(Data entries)
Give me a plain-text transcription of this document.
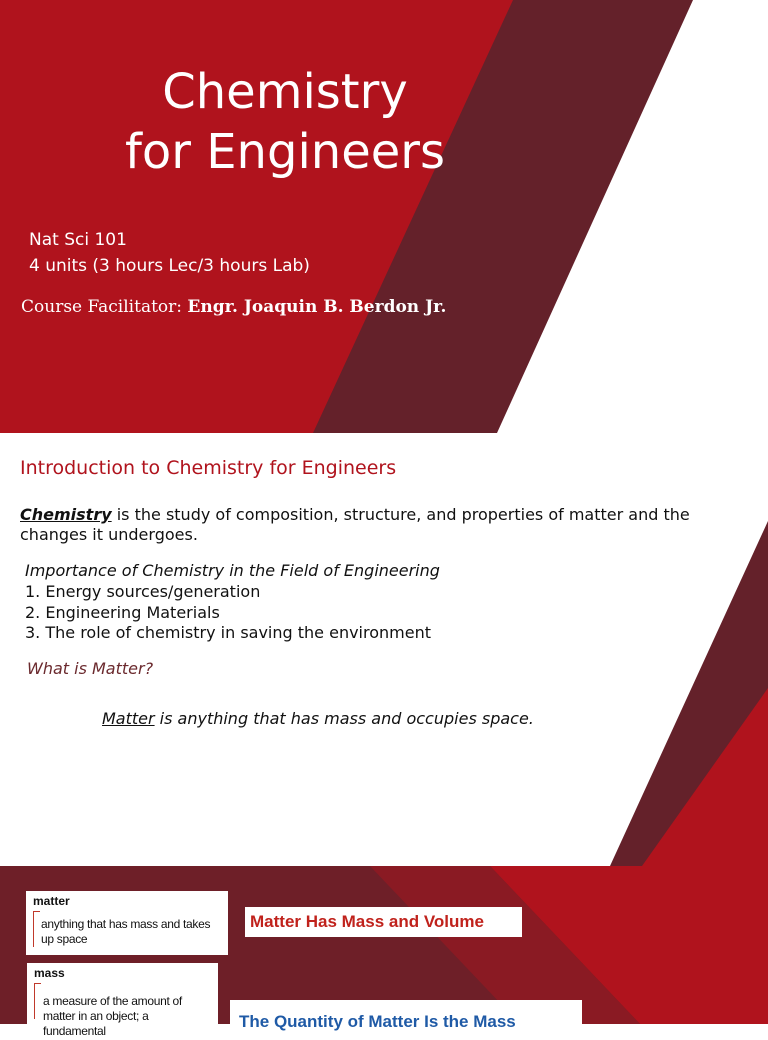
Chemistry
for Engineers
Nat Sci 101
4 units (3 hours Lec/3 hours Lab)
Course Facilitator: Engr. Joaquin B. Berdon Jr.
Introduction to Chemistry for Engineers

Chemistry is the study of composition, structure, and properties of matter and the changes it undergoes.

Importance of Chemistry in the Field of Engineering
1. Energy sources/generation
2. Engineering Materials
3. The role of chemistry in saving the environment
What is Matter?

Matter is anything that has mass and occupies space.

matter
anything that has mass and takes up space
mass
a measure of the amount of matter in an object; a fundamental
Matter Has Mass and Volume
The Quantity of Matter Is the Mass
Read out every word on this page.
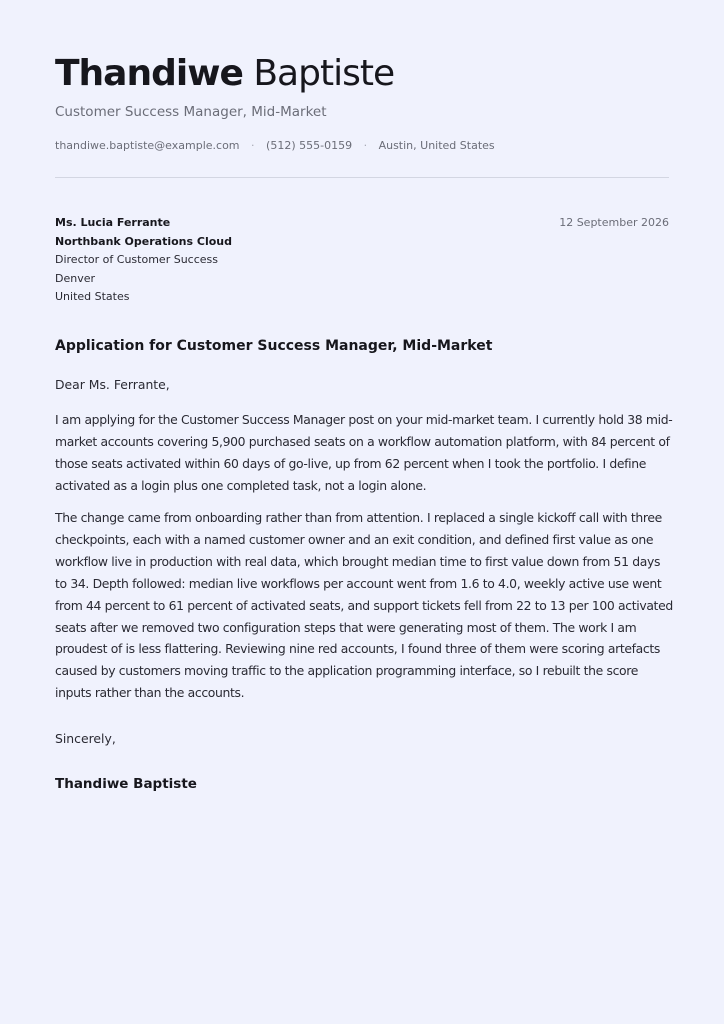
Thandiwe Baptiste
Customer Success Manager, Mid-Market
thandiwe.baptiste@example.com · (512) 555-0159 · Austin, United States
Ms. Lucia Ferrante
Northbank Operations Cloud
Director of Customer Success
Denver
United States
12 September 2026
Application for Customer Success Manager, Mid-Market
Dear Ms. Ferrante,

I am applying for the Customer Success Manager post on your mid-market team. I currently hold 38 mid-market accounts covering 5,900 purchased seats on a workflow automation platform, with 84 percent of those seats activated within 60 days of go-live, up from 62 percent when I took the portfolio. I define activated as a login plus one completed task, not a login alone.

The change came from onboarding rather than from attention. I replaced a single kickoff call with three checkpoints, each with a named customer owner and an exit condition, and defined first value as one workflow live in production with real data, which brought median time to first value down from 51 days to 34. Depth followed: median live workflows per account went from 1.6 to 4.0, weekly active use went from 44 percent to 61 percent of activated seats, and support tickets fell from 22 to 13 per 100 activated seats after we removed two configuration steps that were generating most of them. The work I am proudest of is less flattering. Reviewing nine red accounts, I found three of them were scoring artefacts caused by customers moving traffic to the application programming interface, so I rebuilt the score inputs rather than the accounts.

Sincerely,
Thandiwe Baptiste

Task to carry out: Retype everything in the material word for word, minus pictures.

Finished exercise:
Give me a plain-text transcription of this document.
Chemistry
for Engineers
Nat Sci 101
4 units (3 hours Lec/3 hours Lab)
Course Facilitator: Engr. Joaquin B. Berdon Jr.
Introduction to Chemistry for Engineers

Chemistry is the study of composition, structure, and properties of matter and the changes it undergoes.

Importance of Chemistry in the Field of Engineering
1. Energy sources/generation
2. Engineering Materials
3. The role of chemistry in saving the environment
What is Matter?

Matter is anything that has mass and occupies space.

matter
anything that has mass and takes up space
mass
a measure of the amount of matter in an object; a fundamental
Matter Has Mass and Volume
The Quantity of Matter Is the Mass
Read out every word on this page.
Thandiwe Baptiste
Customer Success Manager, Mid-Market
thandiwe.baptiste@example.com · (512) 555-0159 · Austin, United States
Ms. Lucia Ferrante
Northbank Operations Cloud
Director of Customer Success
Denver
United States
12 September 2026
Application for Customer Success Manager, Mid-Market
Dear Ms. Ferrante,

I am applying for the Customer Success Manager post on your mid-market team. I currently hold 38 mid-market accounts covering 5,900 purchased seats on a workflow automation platform, with 84 percent of those seats activated within 60 days of go-live, up from 62 percent when I took the portfolio. I define activated as a login plus one completed task, not a login alone.

The change came from onboarding rather than from attention. I replaced a single kickoff call with three checkpoints, each with a named customer owner and an exit condition, and defined first value as one workflow live in production with real data, which brought median time to first value down from 51 days to 34. Depth followed: median live workflows per account went from 1.6 to 4.0, weekly active use went from 44 percent to 61 percent of activated seats, and support tickets fell from 22 to 13 per 100 activated seats after we removed two configuration steps that were generating most of them. The work I am proudest of is less flattering. Reviewing nine red accounts, I found three of them were scoring artefacts caused by customers moving traffic to the application programming interface, so I rebuilt the score inputs rather than the accounts.

Sincerely,
Thandiwe Baptiste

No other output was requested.